**Directions:**
Give the number of lines containing the word "Electorum", and nothing else.
- - - - - - -
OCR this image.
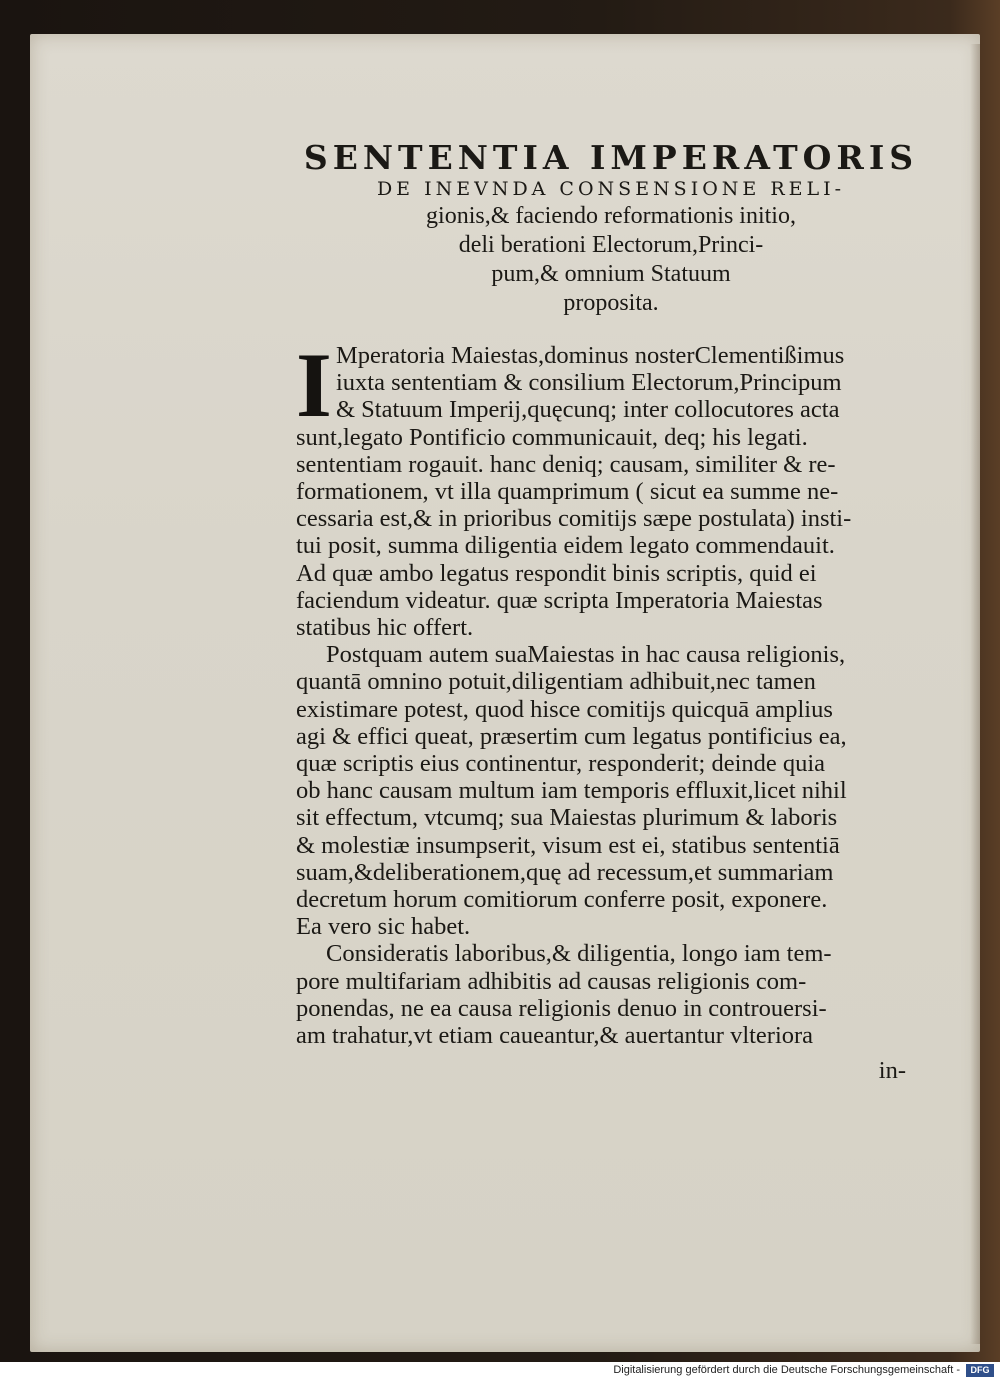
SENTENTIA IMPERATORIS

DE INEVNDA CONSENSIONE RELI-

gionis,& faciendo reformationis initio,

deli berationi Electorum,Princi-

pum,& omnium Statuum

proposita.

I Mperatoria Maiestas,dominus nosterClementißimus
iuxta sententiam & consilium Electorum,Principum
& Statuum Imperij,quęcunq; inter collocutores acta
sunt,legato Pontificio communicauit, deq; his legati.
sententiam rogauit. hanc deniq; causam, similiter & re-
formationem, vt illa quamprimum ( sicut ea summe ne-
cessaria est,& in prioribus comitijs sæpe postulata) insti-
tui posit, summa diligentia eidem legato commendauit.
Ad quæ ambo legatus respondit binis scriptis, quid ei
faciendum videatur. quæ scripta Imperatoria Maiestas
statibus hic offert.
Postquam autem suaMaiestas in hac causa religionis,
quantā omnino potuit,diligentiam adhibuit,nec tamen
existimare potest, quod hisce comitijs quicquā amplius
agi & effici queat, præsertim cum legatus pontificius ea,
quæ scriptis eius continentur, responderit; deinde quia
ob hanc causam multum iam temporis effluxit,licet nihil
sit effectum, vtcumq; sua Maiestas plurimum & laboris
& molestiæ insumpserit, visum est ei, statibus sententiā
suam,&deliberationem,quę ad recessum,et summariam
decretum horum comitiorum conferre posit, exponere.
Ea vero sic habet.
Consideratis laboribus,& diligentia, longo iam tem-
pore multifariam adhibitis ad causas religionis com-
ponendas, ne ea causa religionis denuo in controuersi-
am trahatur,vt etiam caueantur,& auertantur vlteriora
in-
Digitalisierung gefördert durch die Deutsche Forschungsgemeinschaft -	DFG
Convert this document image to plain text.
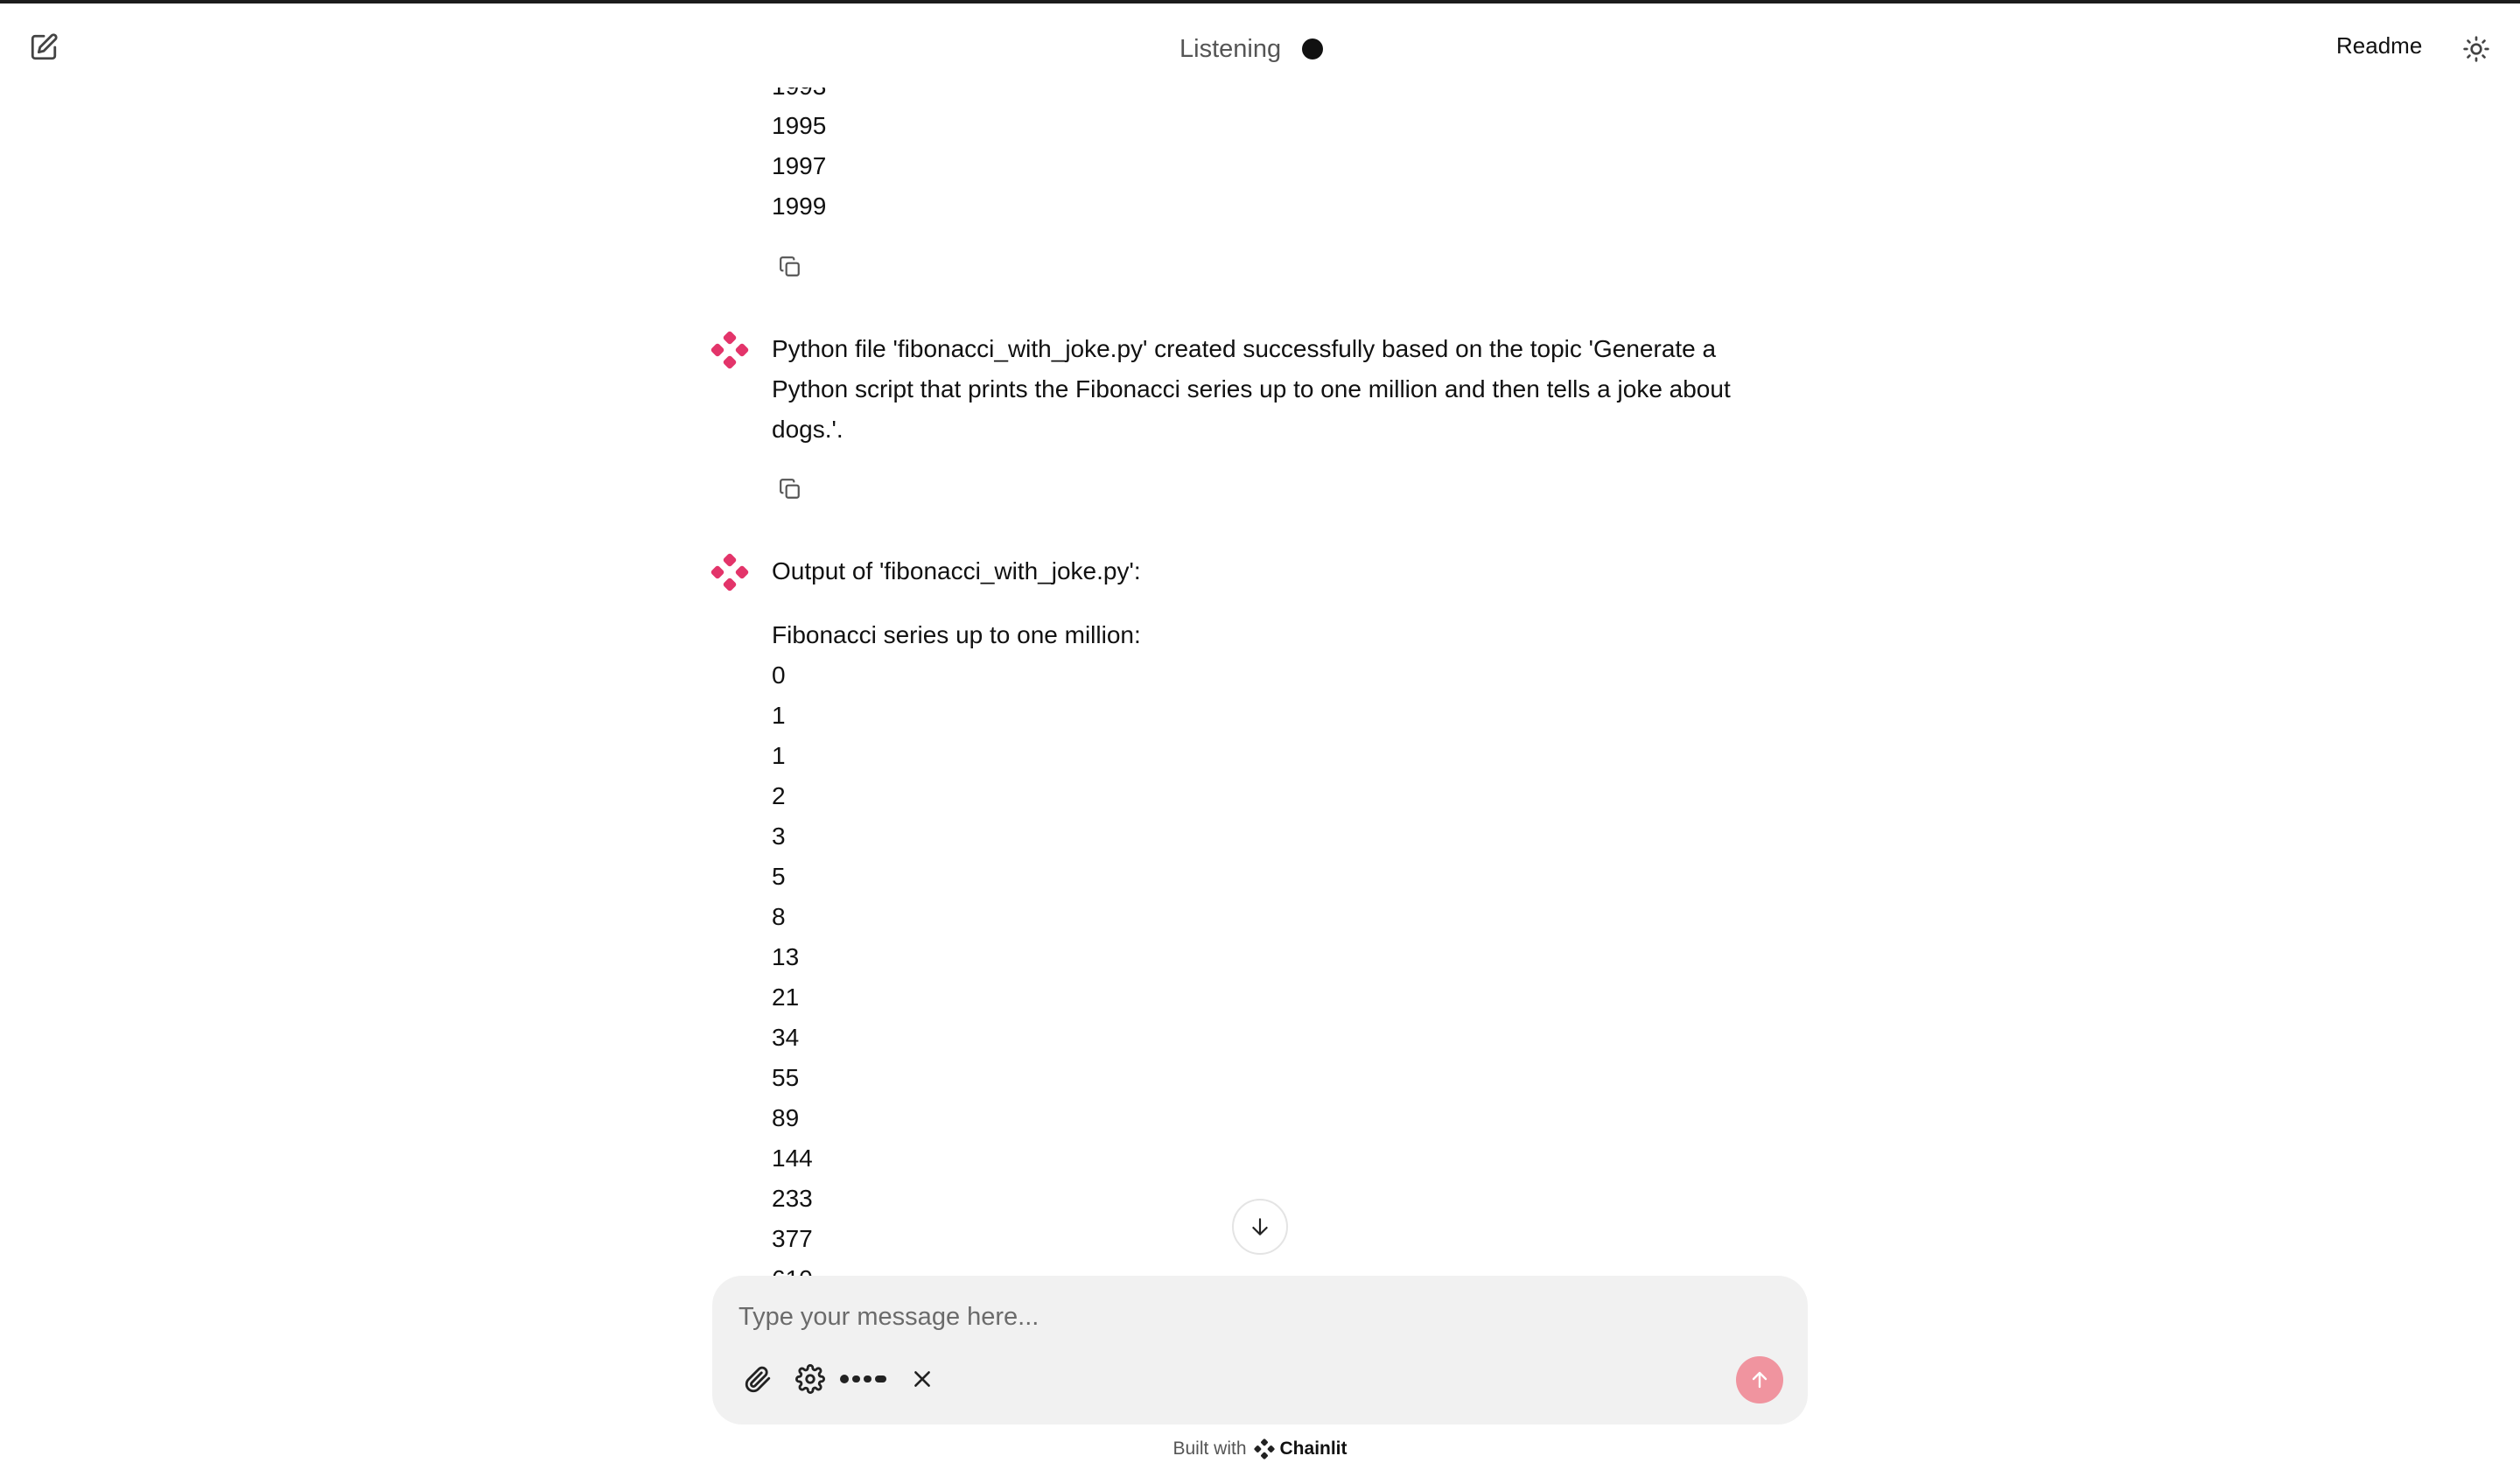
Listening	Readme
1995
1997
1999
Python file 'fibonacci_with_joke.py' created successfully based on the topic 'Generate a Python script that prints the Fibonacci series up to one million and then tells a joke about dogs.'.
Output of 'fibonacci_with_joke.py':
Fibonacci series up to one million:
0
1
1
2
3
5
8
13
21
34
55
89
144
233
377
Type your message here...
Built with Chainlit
- - - - - - -
**Output for this task:**
2